**Given problem**
Looking through the listing, how many of its lines hold the word "source"? Answer with only the number.

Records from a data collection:
○ ○ ○ ○ ○
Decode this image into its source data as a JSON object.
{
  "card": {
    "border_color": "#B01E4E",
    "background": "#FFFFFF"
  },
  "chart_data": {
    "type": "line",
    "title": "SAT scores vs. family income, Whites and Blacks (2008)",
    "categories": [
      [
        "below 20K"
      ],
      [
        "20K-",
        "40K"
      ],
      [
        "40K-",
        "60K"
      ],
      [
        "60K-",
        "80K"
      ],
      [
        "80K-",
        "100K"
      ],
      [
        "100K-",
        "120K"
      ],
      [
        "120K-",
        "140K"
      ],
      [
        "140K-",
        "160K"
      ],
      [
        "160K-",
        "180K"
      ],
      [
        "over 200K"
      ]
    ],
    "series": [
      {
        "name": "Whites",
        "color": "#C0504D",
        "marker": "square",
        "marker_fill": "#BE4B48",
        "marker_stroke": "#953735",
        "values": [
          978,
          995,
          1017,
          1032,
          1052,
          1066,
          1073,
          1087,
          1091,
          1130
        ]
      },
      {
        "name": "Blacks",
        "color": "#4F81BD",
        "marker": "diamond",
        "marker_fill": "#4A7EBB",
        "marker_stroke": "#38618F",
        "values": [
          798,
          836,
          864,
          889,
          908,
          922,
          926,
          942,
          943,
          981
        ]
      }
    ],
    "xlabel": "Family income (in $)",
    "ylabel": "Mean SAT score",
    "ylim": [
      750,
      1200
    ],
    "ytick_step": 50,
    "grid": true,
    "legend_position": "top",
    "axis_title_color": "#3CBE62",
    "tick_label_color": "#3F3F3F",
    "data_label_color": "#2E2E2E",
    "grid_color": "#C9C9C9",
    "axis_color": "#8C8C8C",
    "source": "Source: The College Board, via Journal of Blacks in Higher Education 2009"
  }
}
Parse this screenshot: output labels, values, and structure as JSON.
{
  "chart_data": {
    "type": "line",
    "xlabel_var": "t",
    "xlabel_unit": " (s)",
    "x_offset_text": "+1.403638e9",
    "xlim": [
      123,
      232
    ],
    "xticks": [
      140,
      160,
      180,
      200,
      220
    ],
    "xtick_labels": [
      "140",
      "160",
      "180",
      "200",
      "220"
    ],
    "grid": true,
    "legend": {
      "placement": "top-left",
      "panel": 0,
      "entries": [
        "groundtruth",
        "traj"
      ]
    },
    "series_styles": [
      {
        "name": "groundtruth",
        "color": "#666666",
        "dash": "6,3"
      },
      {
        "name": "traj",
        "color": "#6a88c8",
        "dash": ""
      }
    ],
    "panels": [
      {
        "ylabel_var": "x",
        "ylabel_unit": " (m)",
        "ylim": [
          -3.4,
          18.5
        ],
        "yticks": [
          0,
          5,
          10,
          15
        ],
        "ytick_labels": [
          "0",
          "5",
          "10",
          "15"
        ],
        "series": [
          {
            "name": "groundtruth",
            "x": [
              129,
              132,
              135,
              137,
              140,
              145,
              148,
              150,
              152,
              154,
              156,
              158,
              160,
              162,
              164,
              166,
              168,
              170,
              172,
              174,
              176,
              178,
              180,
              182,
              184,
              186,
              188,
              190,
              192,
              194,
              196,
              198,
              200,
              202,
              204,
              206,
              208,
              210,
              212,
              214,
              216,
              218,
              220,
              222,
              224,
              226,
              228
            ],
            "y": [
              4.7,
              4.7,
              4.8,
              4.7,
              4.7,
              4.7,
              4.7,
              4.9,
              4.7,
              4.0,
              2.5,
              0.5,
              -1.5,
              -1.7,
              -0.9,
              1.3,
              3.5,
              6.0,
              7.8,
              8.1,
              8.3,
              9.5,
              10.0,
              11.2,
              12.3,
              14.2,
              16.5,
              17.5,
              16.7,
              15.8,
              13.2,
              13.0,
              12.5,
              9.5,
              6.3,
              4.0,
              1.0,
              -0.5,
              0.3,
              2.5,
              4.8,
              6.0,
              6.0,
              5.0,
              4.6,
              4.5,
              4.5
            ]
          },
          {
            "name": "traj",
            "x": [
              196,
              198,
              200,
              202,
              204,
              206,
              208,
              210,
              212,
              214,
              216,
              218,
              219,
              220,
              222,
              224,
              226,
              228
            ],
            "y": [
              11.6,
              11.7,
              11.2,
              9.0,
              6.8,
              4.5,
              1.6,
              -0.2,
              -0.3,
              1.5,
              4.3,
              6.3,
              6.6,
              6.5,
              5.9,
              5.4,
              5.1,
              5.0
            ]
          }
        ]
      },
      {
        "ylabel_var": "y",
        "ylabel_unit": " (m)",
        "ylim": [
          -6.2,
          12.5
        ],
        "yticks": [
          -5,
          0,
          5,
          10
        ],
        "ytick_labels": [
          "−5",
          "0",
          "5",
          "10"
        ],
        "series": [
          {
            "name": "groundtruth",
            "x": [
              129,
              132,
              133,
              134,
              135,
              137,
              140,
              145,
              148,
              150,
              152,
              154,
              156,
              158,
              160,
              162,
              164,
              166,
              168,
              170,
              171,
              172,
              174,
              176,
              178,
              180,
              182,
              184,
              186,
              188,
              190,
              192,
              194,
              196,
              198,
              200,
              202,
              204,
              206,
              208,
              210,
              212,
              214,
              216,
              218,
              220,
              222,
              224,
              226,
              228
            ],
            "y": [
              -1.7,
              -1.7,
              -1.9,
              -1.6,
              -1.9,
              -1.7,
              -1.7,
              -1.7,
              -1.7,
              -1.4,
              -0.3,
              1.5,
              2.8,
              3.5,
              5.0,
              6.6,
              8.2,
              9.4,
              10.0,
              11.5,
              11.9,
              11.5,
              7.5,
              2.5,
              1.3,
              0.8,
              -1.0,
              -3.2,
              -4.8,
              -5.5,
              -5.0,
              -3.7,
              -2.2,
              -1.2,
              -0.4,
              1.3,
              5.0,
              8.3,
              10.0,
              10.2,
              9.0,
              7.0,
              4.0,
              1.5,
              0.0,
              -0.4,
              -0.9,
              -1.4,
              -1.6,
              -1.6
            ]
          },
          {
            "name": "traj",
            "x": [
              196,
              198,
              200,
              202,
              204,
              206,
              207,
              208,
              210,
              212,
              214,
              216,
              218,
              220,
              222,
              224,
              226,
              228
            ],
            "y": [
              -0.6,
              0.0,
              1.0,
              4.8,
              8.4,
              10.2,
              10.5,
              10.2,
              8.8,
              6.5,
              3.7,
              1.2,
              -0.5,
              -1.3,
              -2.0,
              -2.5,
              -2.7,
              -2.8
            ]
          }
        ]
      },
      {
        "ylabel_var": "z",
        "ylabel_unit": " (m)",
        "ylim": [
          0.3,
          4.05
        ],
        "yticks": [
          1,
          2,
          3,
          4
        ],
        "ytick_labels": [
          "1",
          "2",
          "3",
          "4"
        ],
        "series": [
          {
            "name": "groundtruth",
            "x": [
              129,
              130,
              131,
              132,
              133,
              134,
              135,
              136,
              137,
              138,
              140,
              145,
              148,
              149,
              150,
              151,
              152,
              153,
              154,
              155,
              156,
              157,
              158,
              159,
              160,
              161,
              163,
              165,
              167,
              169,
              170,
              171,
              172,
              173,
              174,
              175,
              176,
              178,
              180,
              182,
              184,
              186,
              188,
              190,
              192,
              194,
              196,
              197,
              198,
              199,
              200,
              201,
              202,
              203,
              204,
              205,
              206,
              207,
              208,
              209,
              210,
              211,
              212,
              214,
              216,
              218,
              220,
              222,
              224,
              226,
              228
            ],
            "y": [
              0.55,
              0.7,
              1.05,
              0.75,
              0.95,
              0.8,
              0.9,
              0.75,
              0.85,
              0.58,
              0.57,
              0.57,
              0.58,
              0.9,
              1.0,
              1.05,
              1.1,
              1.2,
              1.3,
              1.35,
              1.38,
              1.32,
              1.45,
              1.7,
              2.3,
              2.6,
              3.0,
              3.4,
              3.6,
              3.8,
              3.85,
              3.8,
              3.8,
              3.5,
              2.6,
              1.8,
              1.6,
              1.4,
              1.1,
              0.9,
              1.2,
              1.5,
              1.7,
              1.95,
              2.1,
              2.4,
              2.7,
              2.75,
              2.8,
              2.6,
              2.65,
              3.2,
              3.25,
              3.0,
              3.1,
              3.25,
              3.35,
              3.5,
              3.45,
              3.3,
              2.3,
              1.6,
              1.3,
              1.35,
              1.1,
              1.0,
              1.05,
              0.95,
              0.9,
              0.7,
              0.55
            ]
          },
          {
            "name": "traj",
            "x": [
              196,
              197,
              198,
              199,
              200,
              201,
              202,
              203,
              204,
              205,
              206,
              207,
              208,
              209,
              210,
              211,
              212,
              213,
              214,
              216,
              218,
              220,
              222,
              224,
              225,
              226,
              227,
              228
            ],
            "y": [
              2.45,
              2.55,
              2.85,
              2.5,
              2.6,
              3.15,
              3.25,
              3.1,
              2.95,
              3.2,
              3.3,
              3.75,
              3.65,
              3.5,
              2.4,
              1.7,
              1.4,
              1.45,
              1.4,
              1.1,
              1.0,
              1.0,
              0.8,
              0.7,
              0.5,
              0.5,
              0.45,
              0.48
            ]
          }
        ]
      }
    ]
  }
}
○ ○ ○ ○ ○
**Result of the exercise**
2